(Stored data entries)
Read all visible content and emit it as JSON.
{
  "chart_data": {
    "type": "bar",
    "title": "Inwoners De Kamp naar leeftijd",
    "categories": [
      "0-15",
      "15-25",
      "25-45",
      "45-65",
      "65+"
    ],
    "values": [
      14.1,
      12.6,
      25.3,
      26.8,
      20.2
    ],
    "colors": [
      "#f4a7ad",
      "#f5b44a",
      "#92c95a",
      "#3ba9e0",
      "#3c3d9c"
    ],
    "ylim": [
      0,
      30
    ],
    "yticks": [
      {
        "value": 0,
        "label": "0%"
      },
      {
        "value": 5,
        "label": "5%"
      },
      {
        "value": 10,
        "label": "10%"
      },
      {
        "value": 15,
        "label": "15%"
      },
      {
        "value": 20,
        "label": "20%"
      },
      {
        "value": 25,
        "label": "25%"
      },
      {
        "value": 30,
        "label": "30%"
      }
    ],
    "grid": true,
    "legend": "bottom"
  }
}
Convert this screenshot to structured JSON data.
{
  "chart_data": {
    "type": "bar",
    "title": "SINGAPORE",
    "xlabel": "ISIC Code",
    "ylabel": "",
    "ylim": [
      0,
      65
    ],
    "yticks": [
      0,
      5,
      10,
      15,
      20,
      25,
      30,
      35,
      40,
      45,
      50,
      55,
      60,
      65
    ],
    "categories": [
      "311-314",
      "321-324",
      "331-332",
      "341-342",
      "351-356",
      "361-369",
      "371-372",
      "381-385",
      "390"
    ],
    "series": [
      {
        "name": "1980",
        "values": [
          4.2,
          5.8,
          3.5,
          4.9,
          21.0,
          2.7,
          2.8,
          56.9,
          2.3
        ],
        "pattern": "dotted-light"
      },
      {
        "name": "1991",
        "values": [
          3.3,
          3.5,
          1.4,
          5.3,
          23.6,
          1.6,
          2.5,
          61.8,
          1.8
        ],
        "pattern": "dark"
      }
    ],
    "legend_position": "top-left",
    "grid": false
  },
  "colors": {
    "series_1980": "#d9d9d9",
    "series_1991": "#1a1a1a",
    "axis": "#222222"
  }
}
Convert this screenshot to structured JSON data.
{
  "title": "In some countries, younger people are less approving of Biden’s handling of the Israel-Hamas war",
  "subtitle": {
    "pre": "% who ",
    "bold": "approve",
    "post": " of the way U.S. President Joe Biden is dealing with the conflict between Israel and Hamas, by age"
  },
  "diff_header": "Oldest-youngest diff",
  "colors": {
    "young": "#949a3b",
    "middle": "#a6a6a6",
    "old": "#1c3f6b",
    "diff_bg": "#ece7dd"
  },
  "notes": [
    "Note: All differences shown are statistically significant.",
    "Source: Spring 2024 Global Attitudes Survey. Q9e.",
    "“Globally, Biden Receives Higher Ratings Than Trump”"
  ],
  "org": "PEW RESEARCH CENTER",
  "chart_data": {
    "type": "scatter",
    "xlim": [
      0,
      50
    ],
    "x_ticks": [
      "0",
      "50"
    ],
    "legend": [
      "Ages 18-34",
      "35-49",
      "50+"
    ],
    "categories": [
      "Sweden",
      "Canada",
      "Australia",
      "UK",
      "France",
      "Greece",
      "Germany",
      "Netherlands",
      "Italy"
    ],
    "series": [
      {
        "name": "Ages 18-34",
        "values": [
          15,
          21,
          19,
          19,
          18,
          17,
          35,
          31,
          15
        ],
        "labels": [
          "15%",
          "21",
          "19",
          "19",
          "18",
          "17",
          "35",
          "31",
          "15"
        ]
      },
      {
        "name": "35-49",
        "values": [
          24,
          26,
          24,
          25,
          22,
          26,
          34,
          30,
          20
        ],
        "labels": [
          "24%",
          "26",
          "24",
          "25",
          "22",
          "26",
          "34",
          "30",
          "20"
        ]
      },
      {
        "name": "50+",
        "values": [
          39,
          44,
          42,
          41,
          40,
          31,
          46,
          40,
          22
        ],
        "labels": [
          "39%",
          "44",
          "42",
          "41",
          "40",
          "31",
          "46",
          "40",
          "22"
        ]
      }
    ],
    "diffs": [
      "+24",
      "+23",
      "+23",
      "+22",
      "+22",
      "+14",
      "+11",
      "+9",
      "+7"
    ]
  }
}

▸ **WHAT THE EXERCISE ASKS**: Going over the lines above, work out how many include "Israel", then give only that number.

▸ **TASK RESPONSE**: 2